Extracted data entries
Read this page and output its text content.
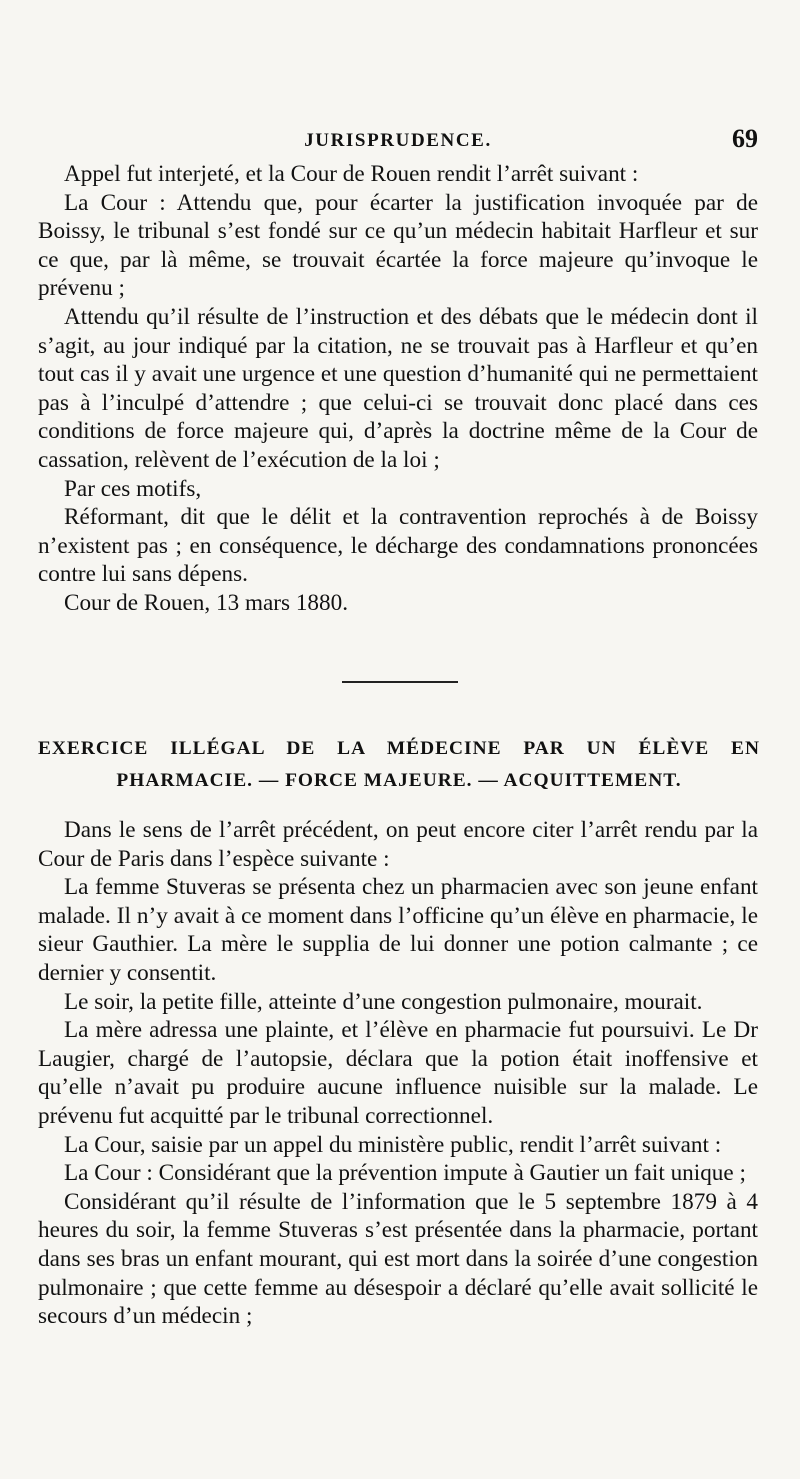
JURISPRUDENCE.	69

Appel fut interjeté, et la Cour de Rouen rendit l’arrêt suivant :

La Cour : Attendu que, pour écarter la justification invoquée par de Boissy, le tribunal s’est fondé sur ce qu’un médecin habitait Harfleur et sur ce que, par là même, se trouvait écartée la force majeure qu’invoque le prévenu ;

Attendu qu’il résulte de l’instruction et des débats que le médecin dont il s’agit, au jour indiqué par la citation, ne se trouvait pas à Harfleur et qu’en tout cas il y avait une urgence et une question d’humanité qui ne permettaient pas à l’inculpé d’attendre ; que celui-ci se trouvait donc placé dans ces conditions de force majeure qui, d’après la doctrine même de la Cour de cassation, relèvent de l’exécution de la loi ;

Par ces motifs,

Réformant, dit que le délit et la contravention reprochés à de Boissy n’existent pas ; en conséquence, le décharge des condamnations prononcées contre lui sans dépens.

Cour de Rouen, 13 mars 1880.

EXERCICE ILLÉGAL DE LA MÉDECINE PAR UN ÉLÈVE EN
PHARMACIE. — FORCE MAJEURE. — ACQUITTEMENT.

Dans le sens de l’arrêt précédent, on peut encore citer l’arrêt rendu par la Cour de Paris dans l’espèce suivante :

La femme Stuveras se présenta chez un pharmacien avec son jeune enfant malade. Il n’y avait à ce moment dans l’officine qu’un élève en pharmacie, le sieur Gauthier. La mère le supplia de lui donner une potion calmante ; ce dernier y consentit.

Le soir, la petite fille, atteinte d’une congestion pulmonaire, mourait.

La mère adressa une plainte, et l’élève en pharmacie fut poursuivi. Le Dr Laugier, chargé de l’autopsie, déclara que la potion était inoffensive et qu’elle n’avait pu produire aucune influence nuisible sur la malade. Le prévenu fut acquitté par le tribunal correctionnel.

La Cour, saisie par un appel du ministère public, rendit l’arrêt suivant :

La Cour : Considérant que la prévention impute à Gautier un fait unique ;

Considérant qu’il résulte de l’information que le 5 septembre 1879 à 4 heures du soir, la femme Stuveras s’est présentée dans la pharmacie, portant dans ses bras un enfant mourant, qui est mort dans la soirée d’une congestion pulmonaire ; que cette femme au désespoir a déclaré qu’elle avait sollicité le secours d’un médecin ;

__What you will do__.
Copy the material shown above in full and exactly. Skip the pictures.

__Task solution__.
Read this page and output its text content.
JURISPRUDENCE.	69

Appel fut interjeté, et la Cour de Rouen rendit l’arrêt suivant :

La Cour : Attendu que, pour écarter la justification invoquée par de Boissy, le tribunal s’est fondé sur ce qu’un médecin habitait Harfleur et sur ce que, par là même, se trouvait écartée la force majeure qu’invoque le prévenu ;

Attendu qu’il résulte de l’instruction et des débats que le médecin dont il s’agit, au jour indiqué par la citation, ne se trouvait pas à Harfleur et qu’en tout cas il y avait une urgence et une question d’humanité qui ne permettaient pas à l’inculpé d’attendre ; que celui-ci se trouvait donc placé dans ces conditions de force majeure qui, d’après la doctrine même de la Cour de cassation, relèvent de l’exécution de la loi ;

Par ces motifs,

Réformant, dit que le délit et la contravention reprochés à de Boissy n’existent pas ; en conséquence, le décharge des condamnations prononcées contre lui sans dépens.

Cour de Rouen, 13 mars 1880.

EXERCICE ILLÉGAL DE LA MÉDECINE PAR UN ÉLÈVE EN
PHARMACIE. — FORCE MAJEURE. — ACQUITTEMENT.

Dans le sens de l’arrêt précédent, on peut encore citer l’arrêt rendu par la Cour de Paris dans l’espèce suivante :

La femme Stuveras se présenta chez un pharmacien avec son jeune enfant malade. Il n’y avait à ce moment dans l’officine qu’un élève en pharmacie, le sieur Gauthier. La mère le supplia de lui donner une potion calmante ; ce dernier y consentit.

Le soir, la petite fille, atteinte d’une congestion pulmonaire, mourait.

La mère adressa une plainte, et l’élève en pharmacie fut poursuivi. Le Dr Laugier, chargé de l’autopsie, déclara que la potion était inoffensive et qu’elle n’avait pu produire aucune influence nuisible sur la malade. Le prévenu fut acquitté par le tribunal correctionnel.

La Cour, saisie par un appel du ministère public, rendit l’arrêt suivant :

La Cour : Considérant que la prévention impute à Gautier un fait unique ;

Considérant qu’il résulte de l’information que le 5 septembre 1879 à 4 heures du soir, la femme Stuveras s’est présentée dans la pharmacie, portant dans ses bras un enfant mourant, qui est mort dans la soirée d’une congestion pulmonaire ; que cette femme au désespoir a déclaré qu’elle avait sollicité le secours d’un médecin ;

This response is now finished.